§ Exercise objective:
Examine the material below and count the lines that hold the word "autoregressive". Report only the number.

::: Supplied material

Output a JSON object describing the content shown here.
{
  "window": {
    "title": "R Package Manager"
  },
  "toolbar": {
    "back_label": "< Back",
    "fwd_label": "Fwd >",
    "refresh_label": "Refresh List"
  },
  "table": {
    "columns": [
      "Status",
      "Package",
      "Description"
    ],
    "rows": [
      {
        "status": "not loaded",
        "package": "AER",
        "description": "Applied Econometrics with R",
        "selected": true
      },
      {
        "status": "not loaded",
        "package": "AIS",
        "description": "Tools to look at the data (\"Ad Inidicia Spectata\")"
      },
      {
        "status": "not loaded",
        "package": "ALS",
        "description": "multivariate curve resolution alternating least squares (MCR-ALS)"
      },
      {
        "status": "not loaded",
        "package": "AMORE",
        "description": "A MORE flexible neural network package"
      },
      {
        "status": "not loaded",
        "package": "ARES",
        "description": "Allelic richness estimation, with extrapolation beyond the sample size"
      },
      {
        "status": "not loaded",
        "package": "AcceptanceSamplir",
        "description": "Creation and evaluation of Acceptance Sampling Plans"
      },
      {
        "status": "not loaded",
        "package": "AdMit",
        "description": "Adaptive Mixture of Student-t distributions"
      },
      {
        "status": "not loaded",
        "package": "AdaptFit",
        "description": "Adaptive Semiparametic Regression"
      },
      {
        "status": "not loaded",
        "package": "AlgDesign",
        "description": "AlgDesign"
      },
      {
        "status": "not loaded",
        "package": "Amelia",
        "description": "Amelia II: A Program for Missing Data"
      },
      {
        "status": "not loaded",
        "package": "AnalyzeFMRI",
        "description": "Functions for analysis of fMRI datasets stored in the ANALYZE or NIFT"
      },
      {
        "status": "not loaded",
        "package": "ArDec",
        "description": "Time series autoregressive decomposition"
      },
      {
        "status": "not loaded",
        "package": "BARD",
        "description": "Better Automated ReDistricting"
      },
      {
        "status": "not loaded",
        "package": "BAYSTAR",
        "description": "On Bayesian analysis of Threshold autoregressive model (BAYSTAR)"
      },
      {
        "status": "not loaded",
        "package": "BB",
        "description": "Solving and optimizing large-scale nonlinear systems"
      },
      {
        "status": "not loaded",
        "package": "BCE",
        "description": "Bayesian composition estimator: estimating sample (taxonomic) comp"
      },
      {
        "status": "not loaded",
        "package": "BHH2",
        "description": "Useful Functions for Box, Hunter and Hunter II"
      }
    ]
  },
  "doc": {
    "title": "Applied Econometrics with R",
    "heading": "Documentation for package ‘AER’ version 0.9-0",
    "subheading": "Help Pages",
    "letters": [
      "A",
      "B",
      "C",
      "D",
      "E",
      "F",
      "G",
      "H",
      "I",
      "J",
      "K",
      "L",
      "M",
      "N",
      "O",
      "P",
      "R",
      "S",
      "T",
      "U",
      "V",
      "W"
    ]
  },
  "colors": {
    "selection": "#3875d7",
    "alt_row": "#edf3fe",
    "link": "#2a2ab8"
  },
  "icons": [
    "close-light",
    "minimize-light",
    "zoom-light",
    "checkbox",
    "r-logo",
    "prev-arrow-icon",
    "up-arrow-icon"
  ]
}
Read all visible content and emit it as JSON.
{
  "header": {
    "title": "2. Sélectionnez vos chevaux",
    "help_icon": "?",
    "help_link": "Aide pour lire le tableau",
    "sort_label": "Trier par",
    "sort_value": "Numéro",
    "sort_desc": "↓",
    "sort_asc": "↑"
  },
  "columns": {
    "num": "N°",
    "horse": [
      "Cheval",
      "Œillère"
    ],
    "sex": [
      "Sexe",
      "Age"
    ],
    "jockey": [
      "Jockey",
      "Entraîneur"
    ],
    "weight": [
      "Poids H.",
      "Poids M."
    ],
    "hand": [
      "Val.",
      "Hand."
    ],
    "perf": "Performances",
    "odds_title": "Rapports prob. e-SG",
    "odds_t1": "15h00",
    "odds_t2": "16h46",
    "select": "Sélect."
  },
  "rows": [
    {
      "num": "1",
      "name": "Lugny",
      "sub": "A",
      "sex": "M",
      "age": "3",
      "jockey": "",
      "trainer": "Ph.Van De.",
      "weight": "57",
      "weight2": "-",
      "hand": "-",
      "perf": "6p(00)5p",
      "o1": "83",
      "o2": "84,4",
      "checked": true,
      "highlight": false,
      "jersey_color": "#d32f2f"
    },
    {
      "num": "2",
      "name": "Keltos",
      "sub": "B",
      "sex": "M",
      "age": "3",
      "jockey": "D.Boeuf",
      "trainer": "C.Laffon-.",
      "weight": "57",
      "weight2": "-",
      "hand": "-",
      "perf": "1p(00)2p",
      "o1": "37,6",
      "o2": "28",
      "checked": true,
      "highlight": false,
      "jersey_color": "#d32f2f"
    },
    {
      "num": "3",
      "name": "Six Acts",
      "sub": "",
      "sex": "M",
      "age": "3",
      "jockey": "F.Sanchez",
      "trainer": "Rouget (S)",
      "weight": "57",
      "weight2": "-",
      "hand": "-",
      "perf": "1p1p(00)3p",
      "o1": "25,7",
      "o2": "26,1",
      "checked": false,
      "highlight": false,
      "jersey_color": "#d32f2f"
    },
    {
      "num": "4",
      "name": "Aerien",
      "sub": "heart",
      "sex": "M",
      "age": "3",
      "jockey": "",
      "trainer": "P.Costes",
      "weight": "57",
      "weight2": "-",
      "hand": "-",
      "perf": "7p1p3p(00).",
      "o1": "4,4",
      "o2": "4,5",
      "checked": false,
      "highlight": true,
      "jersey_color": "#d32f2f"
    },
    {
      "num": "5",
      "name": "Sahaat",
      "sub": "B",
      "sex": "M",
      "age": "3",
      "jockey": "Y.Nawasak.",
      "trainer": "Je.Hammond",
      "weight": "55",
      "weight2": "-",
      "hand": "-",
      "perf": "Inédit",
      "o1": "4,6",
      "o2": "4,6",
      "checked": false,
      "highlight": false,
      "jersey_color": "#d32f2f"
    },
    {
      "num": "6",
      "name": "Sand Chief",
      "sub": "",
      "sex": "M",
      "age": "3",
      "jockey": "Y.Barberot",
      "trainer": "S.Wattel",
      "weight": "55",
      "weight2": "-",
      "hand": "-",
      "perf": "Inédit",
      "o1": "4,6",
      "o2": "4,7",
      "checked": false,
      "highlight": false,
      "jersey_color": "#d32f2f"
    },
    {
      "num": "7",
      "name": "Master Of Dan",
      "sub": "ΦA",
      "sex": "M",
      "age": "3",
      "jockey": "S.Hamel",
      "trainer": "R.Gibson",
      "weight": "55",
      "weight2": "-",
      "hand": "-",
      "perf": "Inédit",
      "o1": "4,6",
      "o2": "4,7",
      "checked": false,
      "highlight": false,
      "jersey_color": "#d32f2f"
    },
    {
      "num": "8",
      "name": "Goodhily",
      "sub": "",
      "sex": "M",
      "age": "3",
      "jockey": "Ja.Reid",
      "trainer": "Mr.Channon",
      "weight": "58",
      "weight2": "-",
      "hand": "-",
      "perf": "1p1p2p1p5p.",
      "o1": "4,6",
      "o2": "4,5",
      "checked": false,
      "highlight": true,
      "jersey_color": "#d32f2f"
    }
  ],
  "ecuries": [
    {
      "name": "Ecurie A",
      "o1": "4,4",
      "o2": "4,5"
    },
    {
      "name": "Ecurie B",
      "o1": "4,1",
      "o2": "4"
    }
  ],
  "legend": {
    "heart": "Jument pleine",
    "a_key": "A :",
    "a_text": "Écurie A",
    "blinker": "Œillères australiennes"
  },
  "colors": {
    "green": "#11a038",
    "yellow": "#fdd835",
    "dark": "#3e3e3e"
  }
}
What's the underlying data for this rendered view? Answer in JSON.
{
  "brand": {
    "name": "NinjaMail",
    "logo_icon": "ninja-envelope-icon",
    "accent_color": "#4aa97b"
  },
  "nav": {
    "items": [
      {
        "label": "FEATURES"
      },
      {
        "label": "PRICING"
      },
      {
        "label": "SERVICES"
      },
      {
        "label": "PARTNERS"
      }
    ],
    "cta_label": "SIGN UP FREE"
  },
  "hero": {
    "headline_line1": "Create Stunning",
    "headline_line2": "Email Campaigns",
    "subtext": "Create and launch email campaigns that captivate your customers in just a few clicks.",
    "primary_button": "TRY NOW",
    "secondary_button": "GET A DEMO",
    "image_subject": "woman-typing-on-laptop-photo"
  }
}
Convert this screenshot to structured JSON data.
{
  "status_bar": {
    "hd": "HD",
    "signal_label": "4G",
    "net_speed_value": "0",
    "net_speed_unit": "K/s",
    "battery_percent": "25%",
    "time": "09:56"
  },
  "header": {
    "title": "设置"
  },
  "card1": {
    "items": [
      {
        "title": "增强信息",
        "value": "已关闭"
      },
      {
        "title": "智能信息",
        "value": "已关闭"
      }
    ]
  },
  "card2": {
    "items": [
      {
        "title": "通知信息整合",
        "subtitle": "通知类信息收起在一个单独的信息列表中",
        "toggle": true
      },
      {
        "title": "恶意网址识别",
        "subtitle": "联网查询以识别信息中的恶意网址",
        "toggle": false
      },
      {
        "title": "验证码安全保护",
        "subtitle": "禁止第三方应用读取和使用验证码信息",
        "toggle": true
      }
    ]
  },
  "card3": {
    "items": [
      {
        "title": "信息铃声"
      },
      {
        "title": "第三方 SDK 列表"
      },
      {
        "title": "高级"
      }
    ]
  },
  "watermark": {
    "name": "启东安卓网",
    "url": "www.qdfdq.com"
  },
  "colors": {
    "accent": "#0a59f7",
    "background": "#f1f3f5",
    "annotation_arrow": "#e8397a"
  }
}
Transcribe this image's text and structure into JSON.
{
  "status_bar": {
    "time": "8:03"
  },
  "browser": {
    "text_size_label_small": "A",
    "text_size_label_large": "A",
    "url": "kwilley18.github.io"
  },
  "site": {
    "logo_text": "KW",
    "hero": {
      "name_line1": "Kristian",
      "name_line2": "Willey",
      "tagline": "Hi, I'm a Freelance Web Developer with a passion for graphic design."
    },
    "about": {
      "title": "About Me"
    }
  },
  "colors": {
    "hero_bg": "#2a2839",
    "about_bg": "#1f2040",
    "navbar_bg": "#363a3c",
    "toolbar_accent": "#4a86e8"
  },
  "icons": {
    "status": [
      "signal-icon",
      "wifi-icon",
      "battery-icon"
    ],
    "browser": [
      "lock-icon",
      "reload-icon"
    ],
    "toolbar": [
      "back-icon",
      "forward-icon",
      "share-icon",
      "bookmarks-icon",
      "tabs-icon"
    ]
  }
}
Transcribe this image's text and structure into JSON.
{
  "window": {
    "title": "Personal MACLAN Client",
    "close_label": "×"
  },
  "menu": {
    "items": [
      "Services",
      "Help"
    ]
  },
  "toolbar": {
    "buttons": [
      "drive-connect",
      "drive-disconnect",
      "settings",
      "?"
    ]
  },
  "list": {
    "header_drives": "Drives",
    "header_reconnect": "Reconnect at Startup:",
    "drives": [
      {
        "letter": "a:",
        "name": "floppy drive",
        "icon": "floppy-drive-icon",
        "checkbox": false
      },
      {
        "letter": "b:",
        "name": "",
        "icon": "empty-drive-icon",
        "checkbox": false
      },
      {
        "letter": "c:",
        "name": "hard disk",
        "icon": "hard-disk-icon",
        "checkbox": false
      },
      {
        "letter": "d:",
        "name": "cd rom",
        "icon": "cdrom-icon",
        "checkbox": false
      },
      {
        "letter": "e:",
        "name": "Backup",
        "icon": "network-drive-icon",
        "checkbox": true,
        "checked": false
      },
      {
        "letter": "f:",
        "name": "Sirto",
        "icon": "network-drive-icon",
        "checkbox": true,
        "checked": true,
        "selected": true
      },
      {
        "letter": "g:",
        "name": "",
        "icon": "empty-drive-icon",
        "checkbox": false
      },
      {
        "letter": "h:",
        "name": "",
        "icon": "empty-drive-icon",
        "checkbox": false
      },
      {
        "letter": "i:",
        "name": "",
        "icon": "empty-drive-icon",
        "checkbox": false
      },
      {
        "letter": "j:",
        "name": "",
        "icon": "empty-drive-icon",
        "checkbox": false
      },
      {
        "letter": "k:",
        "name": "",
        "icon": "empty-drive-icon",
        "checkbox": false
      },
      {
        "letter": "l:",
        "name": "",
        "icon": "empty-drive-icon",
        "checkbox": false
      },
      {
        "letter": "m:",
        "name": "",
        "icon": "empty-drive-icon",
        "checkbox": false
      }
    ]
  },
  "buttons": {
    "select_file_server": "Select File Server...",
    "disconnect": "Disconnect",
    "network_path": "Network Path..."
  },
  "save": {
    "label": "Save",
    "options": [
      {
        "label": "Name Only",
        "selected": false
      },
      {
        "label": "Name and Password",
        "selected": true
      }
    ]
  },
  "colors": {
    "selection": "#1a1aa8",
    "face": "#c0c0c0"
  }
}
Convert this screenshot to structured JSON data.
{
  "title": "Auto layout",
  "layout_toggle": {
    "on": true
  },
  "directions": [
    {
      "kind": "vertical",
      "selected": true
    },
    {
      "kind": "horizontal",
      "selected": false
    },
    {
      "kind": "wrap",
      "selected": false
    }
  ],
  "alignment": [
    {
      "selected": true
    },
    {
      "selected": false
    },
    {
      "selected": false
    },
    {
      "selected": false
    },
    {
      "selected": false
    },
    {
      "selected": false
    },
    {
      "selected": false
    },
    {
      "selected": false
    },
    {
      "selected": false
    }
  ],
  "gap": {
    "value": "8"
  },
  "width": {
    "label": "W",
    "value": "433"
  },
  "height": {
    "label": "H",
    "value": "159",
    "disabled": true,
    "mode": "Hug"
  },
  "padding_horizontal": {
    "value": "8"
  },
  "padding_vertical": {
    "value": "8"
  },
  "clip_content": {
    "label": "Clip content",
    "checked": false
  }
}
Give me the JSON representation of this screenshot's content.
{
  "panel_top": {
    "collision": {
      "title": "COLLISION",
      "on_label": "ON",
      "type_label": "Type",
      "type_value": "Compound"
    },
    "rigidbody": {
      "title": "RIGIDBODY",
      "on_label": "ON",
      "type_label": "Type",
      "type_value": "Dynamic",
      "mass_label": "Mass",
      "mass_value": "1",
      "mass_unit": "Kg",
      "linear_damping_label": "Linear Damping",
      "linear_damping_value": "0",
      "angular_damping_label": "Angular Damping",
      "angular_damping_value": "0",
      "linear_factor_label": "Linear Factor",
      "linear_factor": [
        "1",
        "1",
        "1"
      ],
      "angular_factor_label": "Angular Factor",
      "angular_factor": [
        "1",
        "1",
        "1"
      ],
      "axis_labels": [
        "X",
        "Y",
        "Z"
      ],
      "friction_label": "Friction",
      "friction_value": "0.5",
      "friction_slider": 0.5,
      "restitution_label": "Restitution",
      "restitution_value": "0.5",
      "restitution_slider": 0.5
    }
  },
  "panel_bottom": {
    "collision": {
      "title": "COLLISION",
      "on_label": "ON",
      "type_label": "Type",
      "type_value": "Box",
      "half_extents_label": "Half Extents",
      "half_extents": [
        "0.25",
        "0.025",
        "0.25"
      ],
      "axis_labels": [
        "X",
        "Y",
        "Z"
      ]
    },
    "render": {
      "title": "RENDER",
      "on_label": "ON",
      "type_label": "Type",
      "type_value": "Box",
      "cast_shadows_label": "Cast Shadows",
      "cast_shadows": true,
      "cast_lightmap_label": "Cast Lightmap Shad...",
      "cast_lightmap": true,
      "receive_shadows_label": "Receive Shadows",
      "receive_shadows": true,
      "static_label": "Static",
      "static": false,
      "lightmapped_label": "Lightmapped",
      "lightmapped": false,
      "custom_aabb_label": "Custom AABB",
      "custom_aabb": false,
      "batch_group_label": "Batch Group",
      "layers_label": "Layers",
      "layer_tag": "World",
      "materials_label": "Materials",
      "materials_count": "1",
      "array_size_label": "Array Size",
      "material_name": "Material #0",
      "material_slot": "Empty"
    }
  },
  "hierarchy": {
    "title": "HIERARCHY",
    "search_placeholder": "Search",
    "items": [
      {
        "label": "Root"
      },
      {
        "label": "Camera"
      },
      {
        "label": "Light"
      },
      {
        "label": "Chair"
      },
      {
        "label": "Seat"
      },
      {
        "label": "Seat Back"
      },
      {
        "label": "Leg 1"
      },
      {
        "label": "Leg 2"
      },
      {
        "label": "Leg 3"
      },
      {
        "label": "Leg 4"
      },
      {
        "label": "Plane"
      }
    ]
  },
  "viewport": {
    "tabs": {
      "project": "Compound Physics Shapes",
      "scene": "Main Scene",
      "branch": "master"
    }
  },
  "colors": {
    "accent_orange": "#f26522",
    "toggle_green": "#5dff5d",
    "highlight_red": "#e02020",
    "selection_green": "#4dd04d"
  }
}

::::::

§ Task response:
2